Directions
Skip the pictures. Return exactly the lines from the one containing "What does this" through the end of the entries below.

Excerpted records
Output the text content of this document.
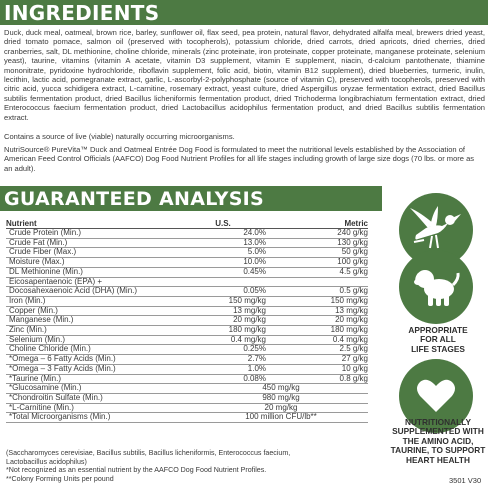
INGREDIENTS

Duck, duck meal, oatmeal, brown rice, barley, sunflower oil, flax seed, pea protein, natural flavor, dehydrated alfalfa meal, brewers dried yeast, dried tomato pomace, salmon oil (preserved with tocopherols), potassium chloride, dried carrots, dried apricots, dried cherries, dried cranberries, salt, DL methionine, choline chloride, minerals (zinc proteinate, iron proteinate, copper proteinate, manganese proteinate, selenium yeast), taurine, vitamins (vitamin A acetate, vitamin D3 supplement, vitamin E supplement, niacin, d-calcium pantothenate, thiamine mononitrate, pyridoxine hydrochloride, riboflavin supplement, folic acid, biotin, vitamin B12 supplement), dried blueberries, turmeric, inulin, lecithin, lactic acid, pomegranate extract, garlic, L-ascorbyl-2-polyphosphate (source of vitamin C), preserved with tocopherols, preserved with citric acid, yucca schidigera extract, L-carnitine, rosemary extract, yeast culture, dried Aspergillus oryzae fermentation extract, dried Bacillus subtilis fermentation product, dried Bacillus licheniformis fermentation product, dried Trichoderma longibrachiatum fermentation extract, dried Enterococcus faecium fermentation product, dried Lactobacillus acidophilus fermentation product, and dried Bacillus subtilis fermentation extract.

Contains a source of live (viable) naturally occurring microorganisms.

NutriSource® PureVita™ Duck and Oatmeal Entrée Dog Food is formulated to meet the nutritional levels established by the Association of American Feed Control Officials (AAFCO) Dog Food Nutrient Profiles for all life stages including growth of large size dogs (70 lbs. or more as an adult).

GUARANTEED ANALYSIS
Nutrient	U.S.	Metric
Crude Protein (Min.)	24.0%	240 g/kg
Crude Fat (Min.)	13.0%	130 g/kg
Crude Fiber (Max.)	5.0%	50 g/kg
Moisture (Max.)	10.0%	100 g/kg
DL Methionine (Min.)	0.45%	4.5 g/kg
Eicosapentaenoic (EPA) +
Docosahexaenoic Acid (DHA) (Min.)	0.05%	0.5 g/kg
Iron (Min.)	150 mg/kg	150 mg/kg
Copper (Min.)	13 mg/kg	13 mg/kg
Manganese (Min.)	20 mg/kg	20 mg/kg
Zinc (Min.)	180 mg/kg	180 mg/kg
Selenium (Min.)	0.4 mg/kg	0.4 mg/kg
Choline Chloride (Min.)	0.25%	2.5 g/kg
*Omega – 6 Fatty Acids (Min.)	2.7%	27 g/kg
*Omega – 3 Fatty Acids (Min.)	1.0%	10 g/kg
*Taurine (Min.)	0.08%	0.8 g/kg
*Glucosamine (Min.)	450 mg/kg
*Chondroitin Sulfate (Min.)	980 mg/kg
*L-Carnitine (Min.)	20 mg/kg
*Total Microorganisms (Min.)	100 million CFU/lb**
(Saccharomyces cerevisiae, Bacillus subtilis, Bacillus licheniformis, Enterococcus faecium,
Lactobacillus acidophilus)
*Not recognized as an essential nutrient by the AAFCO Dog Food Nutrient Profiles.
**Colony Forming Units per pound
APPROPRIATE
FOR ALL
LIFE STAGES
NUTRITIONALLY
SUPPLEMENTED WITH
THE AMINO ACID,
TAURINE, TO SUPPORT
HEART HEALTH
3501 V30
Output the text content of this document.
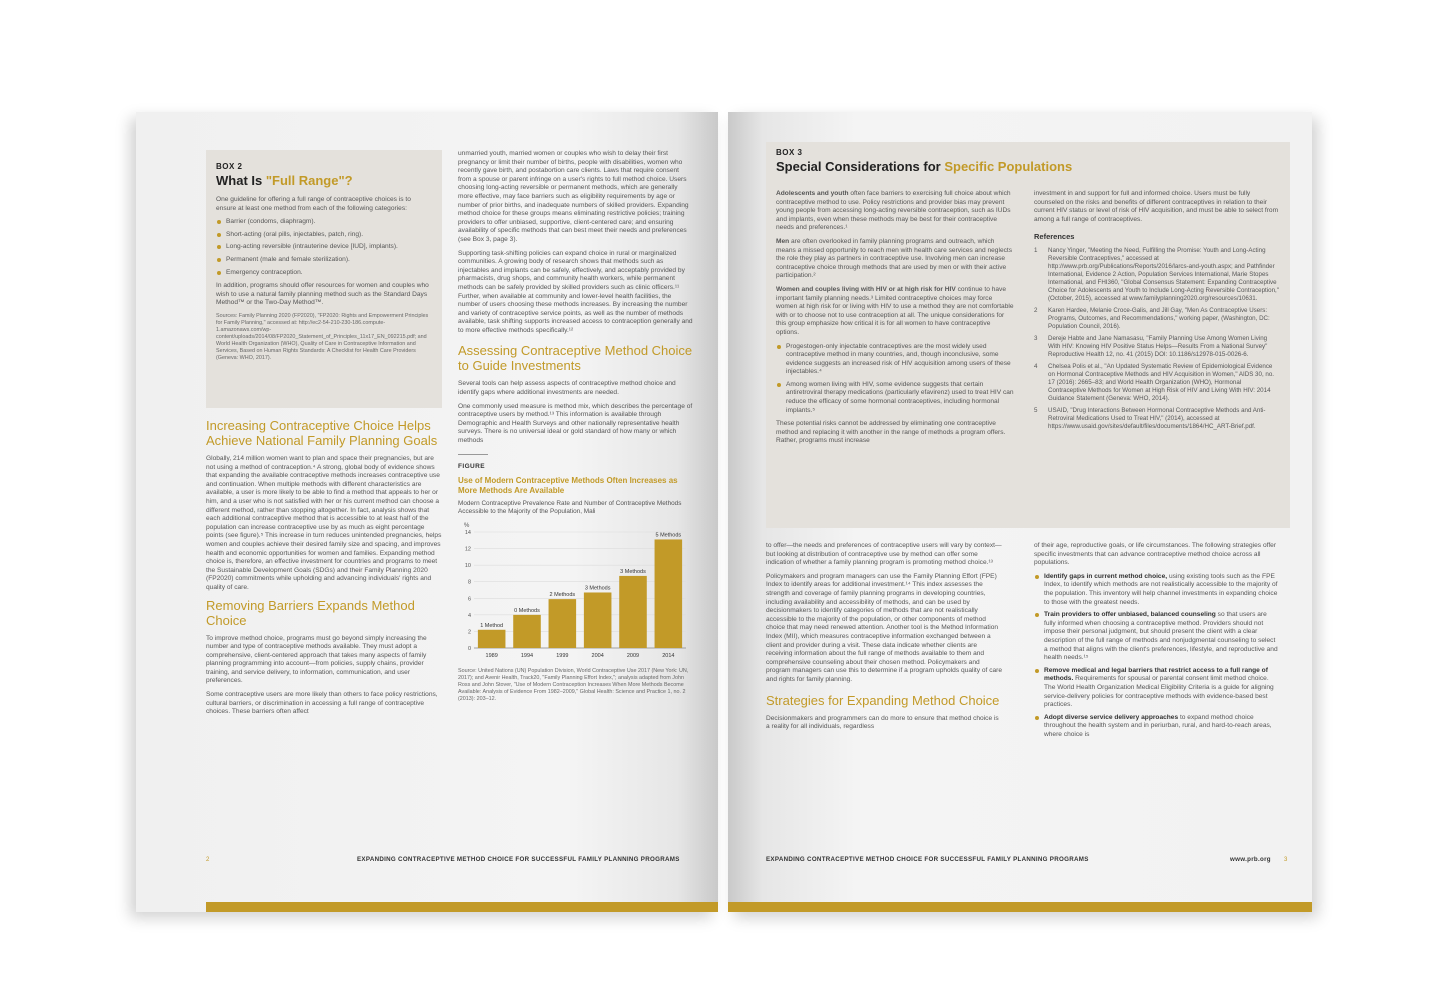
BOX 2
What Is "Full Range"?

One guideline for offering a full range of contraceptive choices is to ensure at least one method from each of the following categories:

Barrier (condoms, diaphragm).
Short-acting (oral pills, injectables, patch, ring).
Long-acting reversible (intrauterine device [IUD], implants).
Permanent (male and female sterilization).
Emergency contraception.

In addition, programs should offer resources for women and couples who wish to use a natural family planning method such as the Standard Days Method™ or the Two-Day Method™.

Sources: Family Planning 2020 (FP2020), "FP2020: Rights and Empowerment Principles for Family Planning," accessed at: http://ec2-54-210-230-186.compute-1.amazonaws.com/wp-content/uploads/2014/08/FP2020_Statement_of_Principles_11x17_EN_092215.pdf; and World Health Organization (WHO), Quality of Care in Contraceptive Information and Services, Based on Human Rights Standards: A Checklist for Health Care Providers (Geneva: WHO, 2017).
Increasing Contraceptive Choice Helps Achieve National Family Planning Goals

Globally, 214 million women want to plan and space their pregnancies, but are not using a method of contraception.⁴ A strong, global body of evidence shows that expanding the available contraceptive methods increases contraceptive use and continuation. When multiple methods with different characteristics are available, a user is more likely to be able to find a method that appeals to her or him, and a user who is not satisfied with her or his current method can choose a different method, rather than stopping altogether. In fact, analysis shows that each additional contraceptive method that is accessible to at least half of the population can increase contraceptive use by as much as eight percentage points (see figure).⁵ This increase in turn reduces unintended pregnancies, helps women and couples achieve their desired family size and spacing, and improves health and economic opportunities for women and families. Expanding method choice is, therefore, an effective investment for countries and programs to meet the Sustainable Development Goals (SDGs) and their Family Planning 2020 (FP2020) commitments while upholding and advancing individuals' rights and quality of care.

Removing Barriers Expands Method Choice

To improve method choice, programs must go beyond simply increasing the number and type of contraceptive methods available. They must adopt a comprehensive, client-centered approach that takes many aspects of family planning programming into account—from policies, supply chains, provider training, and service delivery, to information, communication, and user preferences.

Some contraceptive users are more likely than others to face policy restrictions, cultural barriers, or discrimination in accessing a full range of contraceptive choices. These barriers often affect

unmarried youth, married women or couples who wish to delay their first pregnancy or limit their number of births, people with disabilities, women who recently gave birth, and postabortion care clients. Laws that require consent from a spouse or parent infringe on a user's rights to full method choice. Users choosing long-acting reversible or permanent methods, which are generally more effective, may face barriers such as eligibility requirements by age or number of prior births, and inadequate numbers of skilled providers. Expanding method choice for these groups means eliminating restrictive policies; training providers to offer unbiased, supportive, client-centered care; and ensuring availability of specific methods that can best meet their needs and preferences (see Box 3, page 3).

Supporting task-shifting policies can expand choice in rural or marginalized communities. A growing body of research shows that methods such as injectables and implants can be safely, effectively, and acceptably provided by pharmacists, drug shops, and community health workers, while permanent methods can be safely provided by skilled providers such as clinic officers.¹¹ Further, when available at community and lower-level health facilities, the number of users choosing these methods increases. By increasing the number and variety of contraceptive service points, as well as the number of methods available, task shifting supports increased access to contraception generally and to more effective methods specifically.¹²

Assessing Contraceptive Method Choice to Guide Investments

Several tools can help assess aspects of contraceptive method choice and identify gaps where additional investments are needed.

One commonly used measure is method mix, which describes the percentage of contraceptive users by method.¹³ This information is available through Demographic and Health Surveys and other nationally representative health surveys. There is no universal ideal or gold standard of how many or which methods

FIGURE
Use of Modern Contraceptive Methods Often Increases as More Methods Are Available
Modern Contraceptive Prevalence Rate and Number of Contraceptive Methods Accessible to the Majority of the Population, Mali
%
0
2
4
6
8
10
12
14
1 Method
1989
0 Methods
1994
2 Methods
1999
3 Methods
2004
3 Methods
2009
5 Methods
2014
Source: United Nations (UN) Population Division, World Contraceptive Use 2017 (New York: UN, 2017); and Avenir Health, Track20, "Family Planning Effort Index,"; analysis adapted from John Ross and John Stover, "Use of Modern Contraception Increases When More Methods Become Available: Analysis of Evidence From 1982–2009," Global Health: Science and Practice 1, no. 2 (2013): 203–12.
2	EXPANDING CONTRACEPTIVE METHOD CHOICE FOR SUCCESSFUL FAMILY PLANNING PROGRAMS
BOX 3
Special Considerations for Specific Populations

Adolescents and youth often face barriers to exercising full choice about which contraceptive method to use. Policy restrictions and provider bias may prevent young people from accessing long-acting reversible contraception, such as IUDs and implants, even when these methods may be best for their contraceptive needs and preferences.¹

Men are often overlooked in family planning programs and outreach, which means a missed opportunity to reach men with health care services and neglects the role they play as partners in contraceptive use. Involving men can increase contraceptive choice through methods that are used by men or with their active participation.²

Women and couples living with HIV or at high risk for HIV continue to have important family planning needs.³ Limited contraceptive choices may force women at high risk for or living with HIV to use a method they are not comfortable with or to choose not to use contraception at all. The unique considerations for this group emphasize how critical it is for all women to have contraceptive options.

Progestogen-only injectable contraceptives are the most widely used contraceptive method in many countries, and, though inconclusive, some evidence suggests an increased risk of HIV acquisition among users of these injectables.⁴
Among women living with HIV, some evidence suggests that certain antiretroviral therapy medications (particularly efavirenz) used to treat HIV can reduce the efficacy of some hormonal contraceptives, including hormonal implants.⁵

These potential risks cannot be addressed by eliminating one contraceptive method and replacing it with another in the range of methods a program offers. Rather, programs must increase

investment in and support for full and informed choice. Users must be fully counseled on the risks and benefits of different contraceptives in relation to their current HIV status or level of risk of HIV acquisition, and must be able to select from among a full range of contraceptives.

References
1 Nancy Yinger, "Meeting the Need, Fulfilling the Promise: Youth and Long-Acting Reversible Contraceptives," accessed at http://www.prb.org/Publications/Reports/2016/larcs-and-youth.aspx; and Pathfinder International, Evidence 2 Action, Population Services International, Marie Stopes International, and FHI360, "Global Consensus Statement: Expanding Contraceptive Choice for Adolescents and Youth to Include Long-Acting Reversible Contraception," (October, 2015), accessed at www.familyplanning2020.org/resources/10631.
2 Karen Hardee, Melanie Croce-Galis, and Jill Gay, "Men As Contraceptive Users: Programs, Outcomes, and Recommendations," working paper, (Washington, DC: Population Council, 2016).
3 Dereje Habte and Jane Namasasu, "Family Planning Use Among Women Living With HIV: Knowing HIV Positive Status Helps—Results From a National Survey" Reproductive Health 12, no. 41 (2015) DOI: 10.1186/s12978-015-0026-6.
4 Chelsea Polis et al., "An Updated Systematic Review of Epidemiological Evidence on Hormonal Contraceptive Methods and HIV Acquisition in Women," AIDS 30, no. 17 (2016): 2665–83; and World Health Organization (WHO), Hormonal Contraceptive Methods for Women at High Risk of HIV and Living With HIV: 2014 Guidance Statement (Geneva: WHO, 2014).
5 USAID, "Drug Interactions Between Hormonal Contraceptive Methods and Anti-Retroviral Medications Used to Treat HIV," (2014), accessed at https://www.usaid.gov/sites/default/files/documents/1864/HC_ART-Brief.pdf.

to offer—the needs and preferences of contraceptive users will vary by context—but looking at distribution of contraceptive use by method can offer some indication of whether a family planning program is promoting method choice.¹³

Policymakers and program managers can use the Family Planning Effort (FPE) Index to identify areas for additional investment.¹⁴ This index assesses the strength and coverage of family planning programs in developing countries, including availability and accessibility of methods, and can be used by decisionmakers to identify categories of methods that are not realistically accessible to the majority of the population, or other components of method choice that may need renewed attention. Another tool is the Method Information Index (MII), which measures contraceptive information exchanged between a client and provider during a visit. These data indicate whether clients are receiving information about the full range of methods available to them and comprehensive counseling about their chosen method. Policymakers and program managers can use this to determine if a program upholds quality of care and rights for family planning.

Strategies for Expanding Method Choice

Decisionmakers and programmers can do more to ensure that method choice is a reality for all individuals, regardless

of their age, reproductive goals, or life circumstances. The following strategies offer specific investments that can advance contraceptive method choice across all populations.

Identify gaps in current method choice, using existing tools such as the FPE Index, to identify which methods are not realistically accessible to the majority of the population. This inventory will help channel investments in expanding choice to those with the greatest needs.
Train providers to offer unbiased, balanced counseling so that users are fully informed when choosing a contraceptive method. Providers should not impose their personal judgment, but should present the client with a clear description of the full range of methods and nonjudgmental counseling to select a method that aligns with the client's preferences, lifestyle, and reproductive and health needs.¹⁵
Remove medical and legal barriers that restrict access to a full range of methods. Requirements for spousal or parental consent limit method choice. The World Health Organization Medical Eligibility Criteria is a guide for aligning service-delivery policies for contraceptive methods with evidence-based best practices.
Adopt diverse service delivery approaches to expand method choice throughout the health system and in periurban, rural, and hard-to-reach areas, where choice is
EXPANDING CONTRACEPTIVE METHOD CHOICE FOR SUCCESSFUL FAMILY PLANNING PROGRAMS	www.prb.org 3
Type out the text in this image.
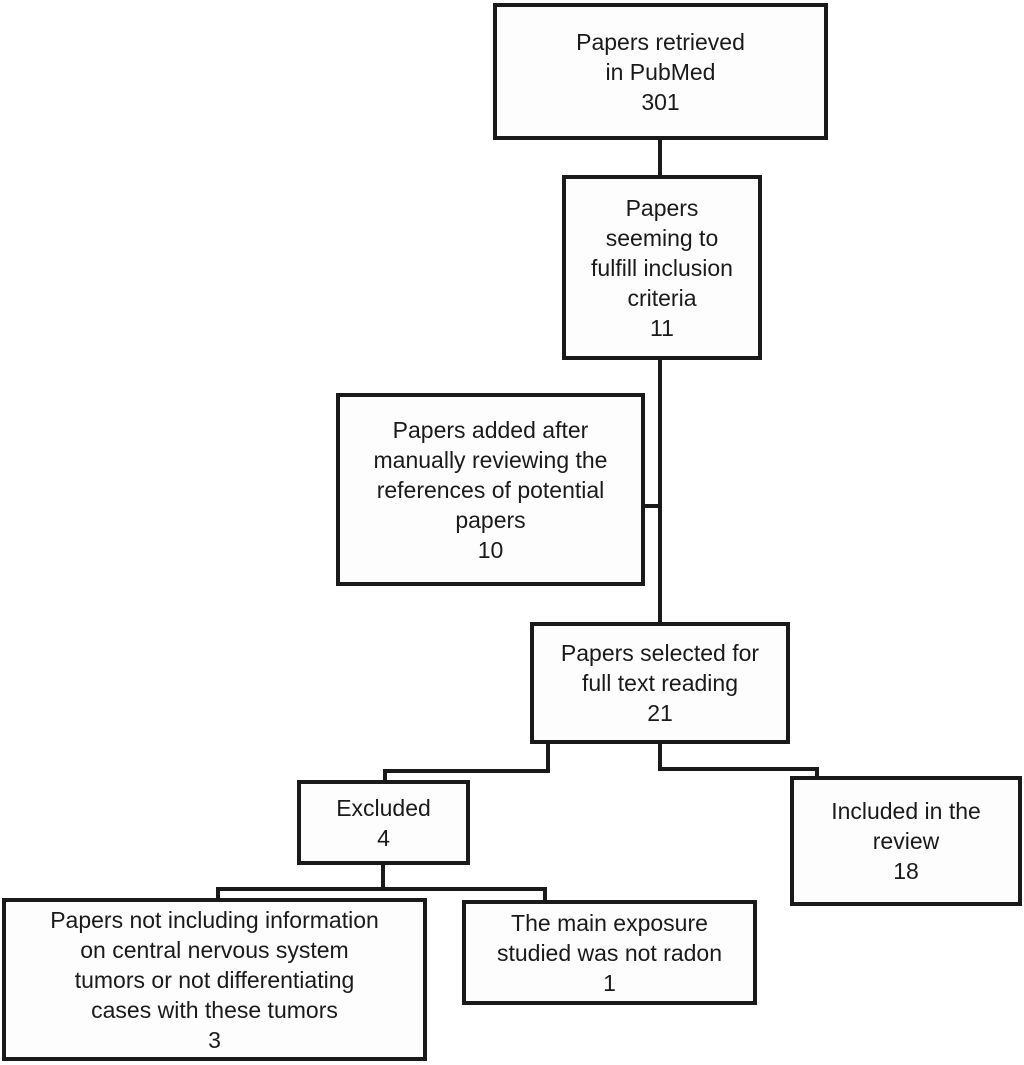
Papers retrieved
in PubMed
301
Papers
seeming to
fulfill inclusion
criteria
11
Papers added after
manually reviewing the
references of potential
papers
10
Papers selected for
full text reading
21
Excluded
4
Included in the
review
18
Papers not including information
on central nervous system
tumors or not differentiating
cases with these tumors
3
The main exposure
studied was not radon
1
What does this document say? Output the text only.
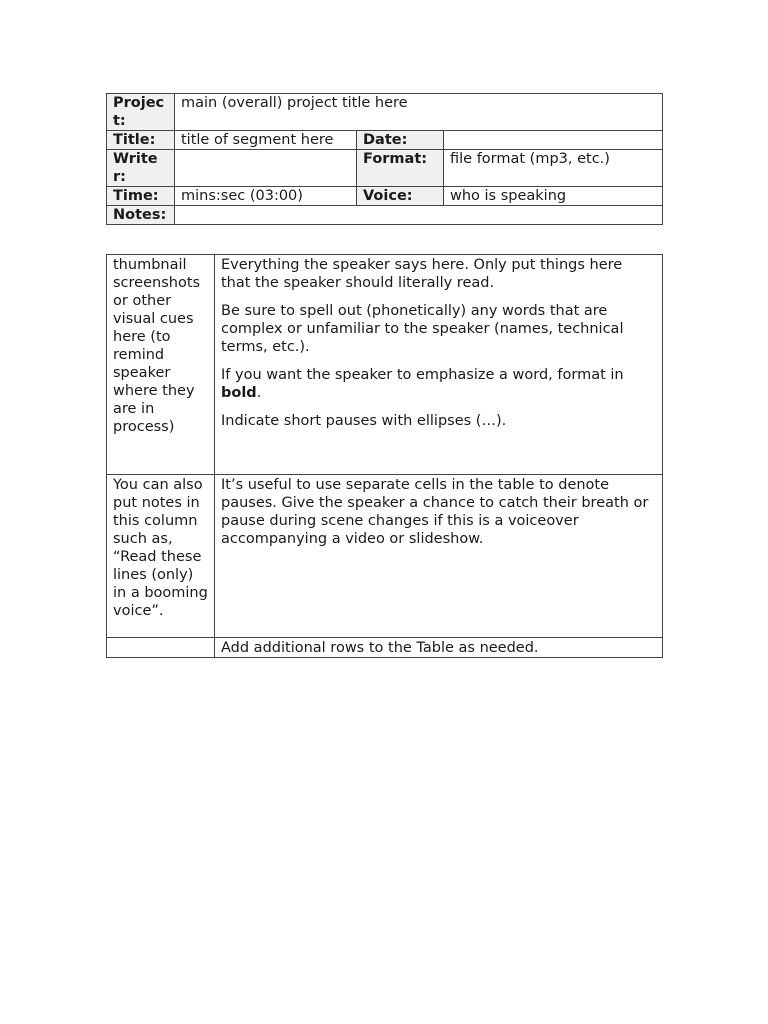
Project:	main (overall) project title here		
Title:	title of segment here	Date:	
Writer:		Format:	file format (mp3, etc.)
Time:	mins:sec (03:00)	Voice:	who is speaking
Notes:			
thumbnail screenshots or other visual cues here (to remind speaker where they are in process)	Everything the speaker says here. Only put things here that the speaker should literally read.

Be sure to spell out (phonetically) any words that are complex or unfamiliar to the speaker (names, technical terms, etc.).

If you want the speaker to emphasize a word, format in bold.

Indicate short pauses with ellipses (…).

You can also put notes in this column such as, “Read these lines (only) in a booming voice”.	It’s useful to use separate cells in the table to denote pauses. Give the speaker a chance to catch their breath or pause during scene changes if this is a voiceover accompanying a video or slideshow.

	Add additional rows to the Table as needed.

Result of the task
What does this document say? Output the text only.
Project:	main (overall) project title here		
Title:	title of segment here	Date:	
Writer:		Format:	file format (mp3, etc.)
Time:	mins:sec (03:00)	Voice:	who is speaking
Notes:			
thumbnail screenshots or other visual cues here (to remind speaker where they are in process)	Everything the speaker says here. Only put things here that the speaker should literally read.

Be sure to spell out (phonetically) any words that are complex or unfamiliar to the speaker (names, technical terms, etc.).

If you want the speaker to emphasize a word, format in bold.

Indicate short pauses with ellipses (…).

You can also put notes in this column such as, “Read these lines (only) in a booming voice”.	It’s useful to use separate cells in the table to denote pauses. Give the speaker a chance to catch their breath or pause during scene changes if this is a voiceover accompanying a video or slideshow.

	Add additional rows to the Table as needed.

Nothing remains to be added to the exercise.